Task prompt
Can you arrange the data, starting with the line containing "status-refresh[interactable]: ↻ 13:01:28" and going on through the line containing "processor-type-icon [443, 205, 477, 239]", as a Markdown table with a Row column for the row number and an Entry column for the line, leaving out any blank lines?

Material provided
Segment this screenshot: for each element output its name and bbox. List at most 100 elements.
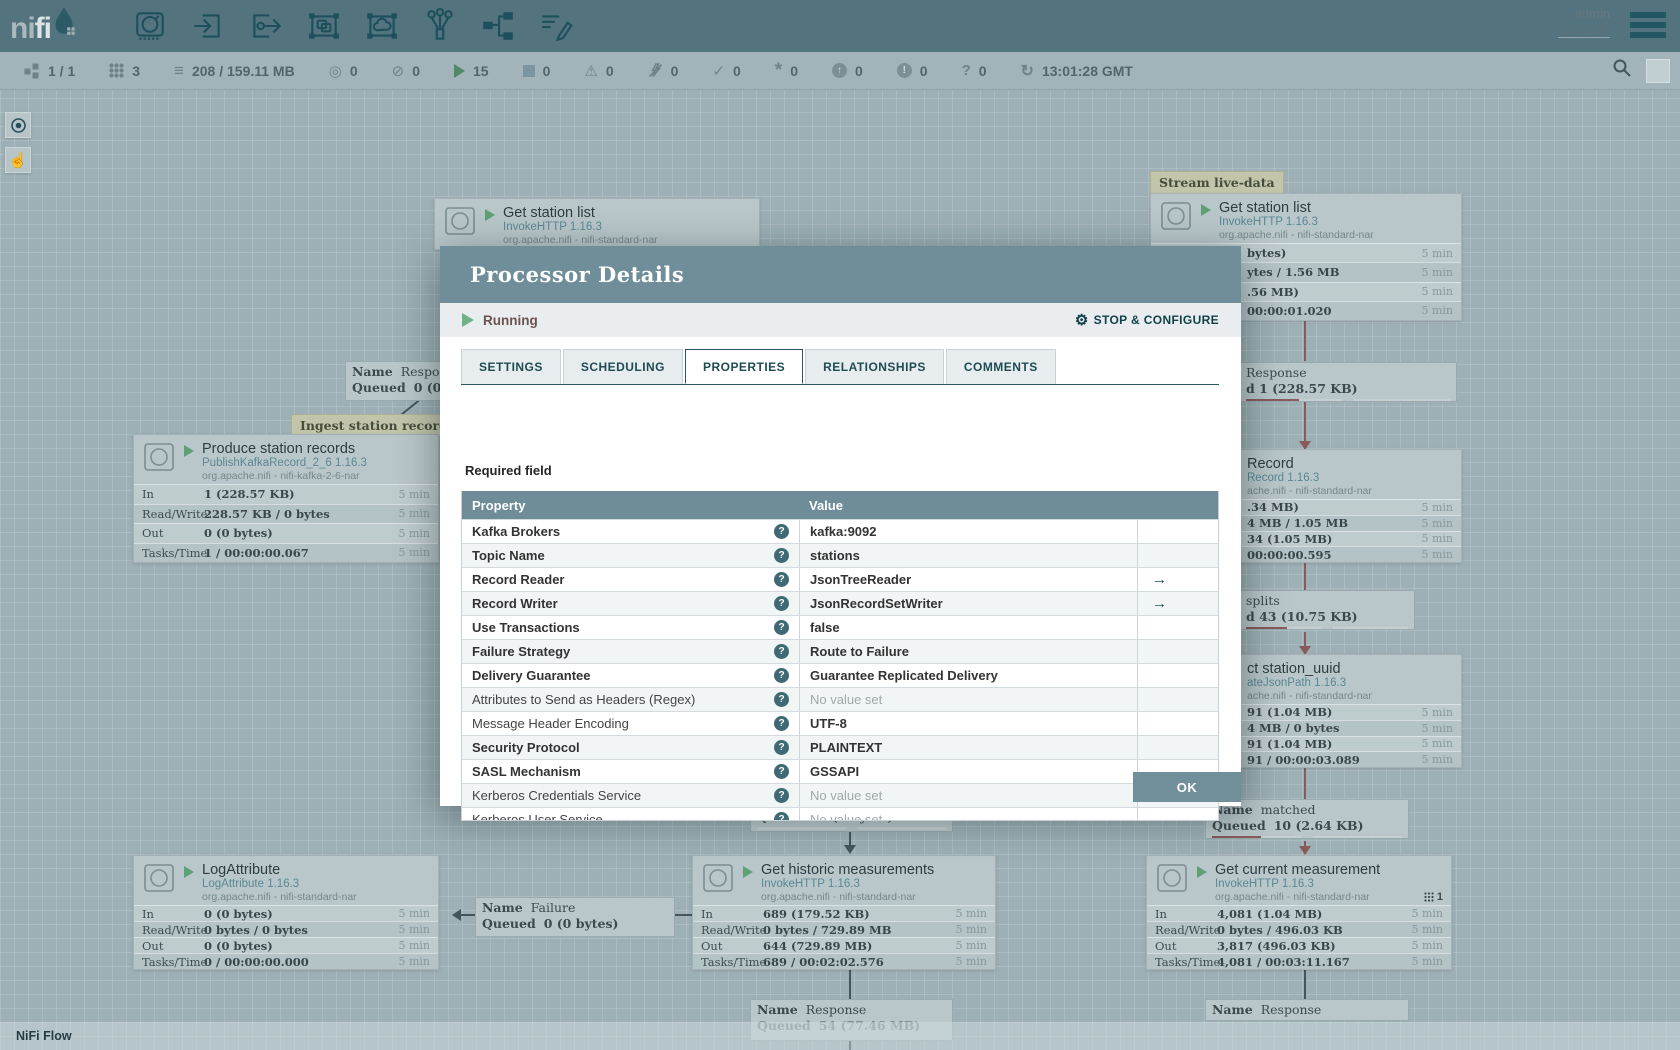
status-refresh[interactable]: ↻ 13:01:28 GMT [1021, 61, 1133, 81]
property-row: Delivery Guarantee Guarantee Replicated … [462, 663, 1218, 687]
operate-palette-button[interactable]: ☝ [5, 147, 31, 173]
panel-toggle-button[interactable] [1646, 58, 1670, 83]
help-icon[interactable] [774, 644, 789, 659]
template-icon[interactable] [476, 6, 520, 46]
tab-scheduling[interactable]: SCHEDULING [562, 349, 683, 384]
property-row: Attributes to Send as Headers (Regex) No… [462, 687, 1218, 711]
connection-line [1304, 400, 1306, 442]
not-transmitting-icon: ⊘ [391, 62, 405, 80]
processor-type-icon [142, 441, 176, 475]
sync-failure-icon: ? [961, 62, 971, 79]
processor-type-icon [443, 205, 477, 239]
nifi-drop-icon [55, 7, 75, 35]
processor-get-station-list-top[interactable]: Get station list InvokeHTTP 1.16.3 org.a… [434, 198, 760, 250]
help-icon[interactable] [774, 620, 789, 635]
stat-row: Read/Write 0 bytes / 496.03 KB 5 min [1147, 921, 1451, 937]
help-icon[interactable] [774, 668, 789, 683]
help-icon[interactable] [774, 716, 789, 731]
processor-produce-station-records[interactable]: Produce station records PublishKafkaReco… [133, 434, 439, 563]
stat-row: Read/Write 0 bytes / 0 bytes 5 min [134, 921, 438, 937]
processor-icon[interactable] [128, 6, 172, 46]
stop-and-configure-button[interactable]: ⚙ STOP & CONFIGURE [1075, 311, 1219, 329]
process-group-icon[interactable] [302, 6, 346, 46]
help-icon[interactable] [774, 788, 789, 803]
dialog-header: Processor Details [440, 246, 1241, 303]
connection-label-response-bottom-right[interactable]: Name Response [1205, 999, 1409, 1021]
stopped-icon [522, 64, 535, 77]
stat-row: Out 0 (0 bytes) 5 min [134, 523, 438, 543]
canvas-footer: NiFi Flow [0, 1022, 1680, 1050]
status-stale: ↑ 0 [831, 63, 863, 79]
processor-get-current-measurement[interactable]: Get current measurement InvokeHTTP 1.16.… [1146, 855, 1452, 970]
queue-count-bar [1333, 627, 1408, 629]
help-icon[interactable] [774, 764, 789, 779]
stat-row: Out 644 (729.89 MB) 5 min [693, 937, 995, 953]
go-to-service-icon[interactable] [1152, 571, 1167, 588]
help-icon[interactable] [774, 572, 789, 587]
cluster-icon [24, 63, 40, 79]
global-menu-icon[interactable] [1630, 12, 1666, 42]
connection-arrow [1299, 846, 1311, 855]
status-up-to-date: ✓ 0 [712, 62, 741, 80]
help-icon[interactable] [774, 692, 789, 707]
status-invalid: ⚠ 0 [584, 62, 614, 80]
help-icon[interactable] [774, 740, 789, 755]
running-indicator-icon [485, 209, 495, 221]
tab-relationships[interactable]: RELATIONSHIPS [805, 349, 944, 384]
dialog-title: Processor Details [470, 262, 685, 287]
connection-label-failure[interactable]: Name Failure Queued 0 (0 bytes) [475, 897, 675, 937]
go-to-service-icon[interactable] [1152, 595, 1167, 612]
transmitting-icon: ◎ [328, 62, 342, 80]
stat-row: Tasks/Time 4,081 / 00:03:11.167 5 min [1147, 953, 1451, 969]
stat-row: Tasks/Time 0 / 00:00:00.000 5 min [134, 953, 438, 969]
locally-modified-icon: * [774, 59, 783, 81]
input-port-icon[interactable] [186, 6, 230, 46]
running-indicator-icon [184, 866, 194, 878]
property-column-header: Property [472, 497, 526, 513]
dialog-status-row: Running ⚙ STOP & CONFIGURE [440, 303, 1241, 337]
connection-line [849, 832, 851, 846]
flow-label-stream-live-data[interactable]: Stream live-data [1150, 171, 1284, 194]
connection-arrow [844, 845, 856, 854]
queue-count-bar [1354, 399, 1450, 401]
breadcrumb[interactable]: NiFi Flow [16, 1029, 72, 1043]
help-icon[interactable] [774, 596, 789, 611]
funnel-icon[interactable] [418, 6, 462, 46]
run-status-text: Running [483, 312, 538, 328]
tab-properties[interactable]: PROPERTIES [685, 349, 804, 384]
search-icon[interactable] [1612, 58, 1632, 83]
connection-label-response-right[interactable]: Response d 1 (228.57 KB) [1205, 362, 1457, 402]
running-indicator-icon [184, 445, 194, 457]
required-field-note: Required field [465, 463, 552, 478]
processor-log-attribute[interactable]: LogAttribute LogAttribute 1.16.3 org.apa… [133, 855, 439, 970]
help-icon[interactable] [774, 524, 789, 539]
output-port-icon[interactable] [244, 6, 288, 46]
navigate-palette-button[interactable] [5, 112, 31, 138]
running-indicator-icon [1201, 204, 1211, 216]
property-row: Kafka Brokers kafka:9092 [462, 519, 1218, 543]
status-disabled: 0 [648, 63, 678, 79]
value-column-header: Value [809, 497, 843, 513]
refresh-icon[interactable]: ↻ [1021, 61, 1034, 81]
logout-link[interactable]: LOG OUT [1558, 25, 1610, 38]
help-icon[interactable] [774, 812, 789, 820]
queue-count-bar [1313, 836, 1402, 838]
nifi-logo: ni fi [10, 6, 128, 46]
remote-process-group-icon[interactable] [360, 6, 404, 46]
active-threads-badge: 1 [1424, 891, 1443, 903]
running-icon [453, 63, 465, 78]
ok-button[interactable]: OK [1133, 772, 1241, 802]
queue-size-bar [1246, 399, 1342, 401]
running-indicator-icon [462, 313, 474, 327]
properties-table: Property Value Kafka Brokers kafka:9092 … [461, 491, 1219, 821]
stale-icon: ↑ [831, 63, 847, 78]
dialog-tabs: SETTINGS SCHEDULING PROPERTIES RELATIONS… [461, 349, 1219, 385]
label-icon[interactable] [534, 6, 578, 46]
status-locally-modified-stale: ! 0 [896, 63, 928, 79]
help-icon[interactable] [774, 548, 789, 563]
processor-get-historic-measurements[interactable]: Get historic measurements InvokeHTTP 1.1… [692, 855, 996, 970]
tab-settings[interactable]: SETTINGS [461, 349, 561, 384]
tab-comments[interactable]: COMMENTS [945, 349, 1056, 384]
stat-row: In 4,081 (1.04 MB) 5 min [1147, 905, 1451, 921]
logo-text: ni [10, 12, 36, 45]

Exercise output
| Row | Entry |
|---|---|
| 1 | status-refresh[interactable]: ↻ 13:01:28 GMT [1021, 61, 1133, 81] |
| 2 | property-row: Delivery Guarantee Guarantee Replicated … [462, 663, 1218, 687] |
| 3 | operate-palette-button[interactable]: ☝ [5, 147, 31, 173] |
| 4 | panel-toggle-button[interactable] [1646, 58, 1670, 83] |
| 5 | help-icon[interactable] [774, 644, 789, 659] |
| 6 | template-icon[interactable] [476, 6, 520, 46] |
| 7 | tab-scheduling[interactable]: SCHEDULING [562, 349, 683, 384] |
| 8 | property-row: Attributes to Send as Headers (Regex) No… [462, 687, 1218, 711] |
| 9 | connection-line [1304, 400, 1306, 442] |
| 10 | not-transmitting-icon: ⊘ [391, 62, 405, 80] |
| 11 | processor-type-icon [142, 441, 176, 475] |
| 12 | sync-failure-icon: ? [961, 62, 971, 79] |
| 13 | processor-type-icon [443, 205, 477, 239] |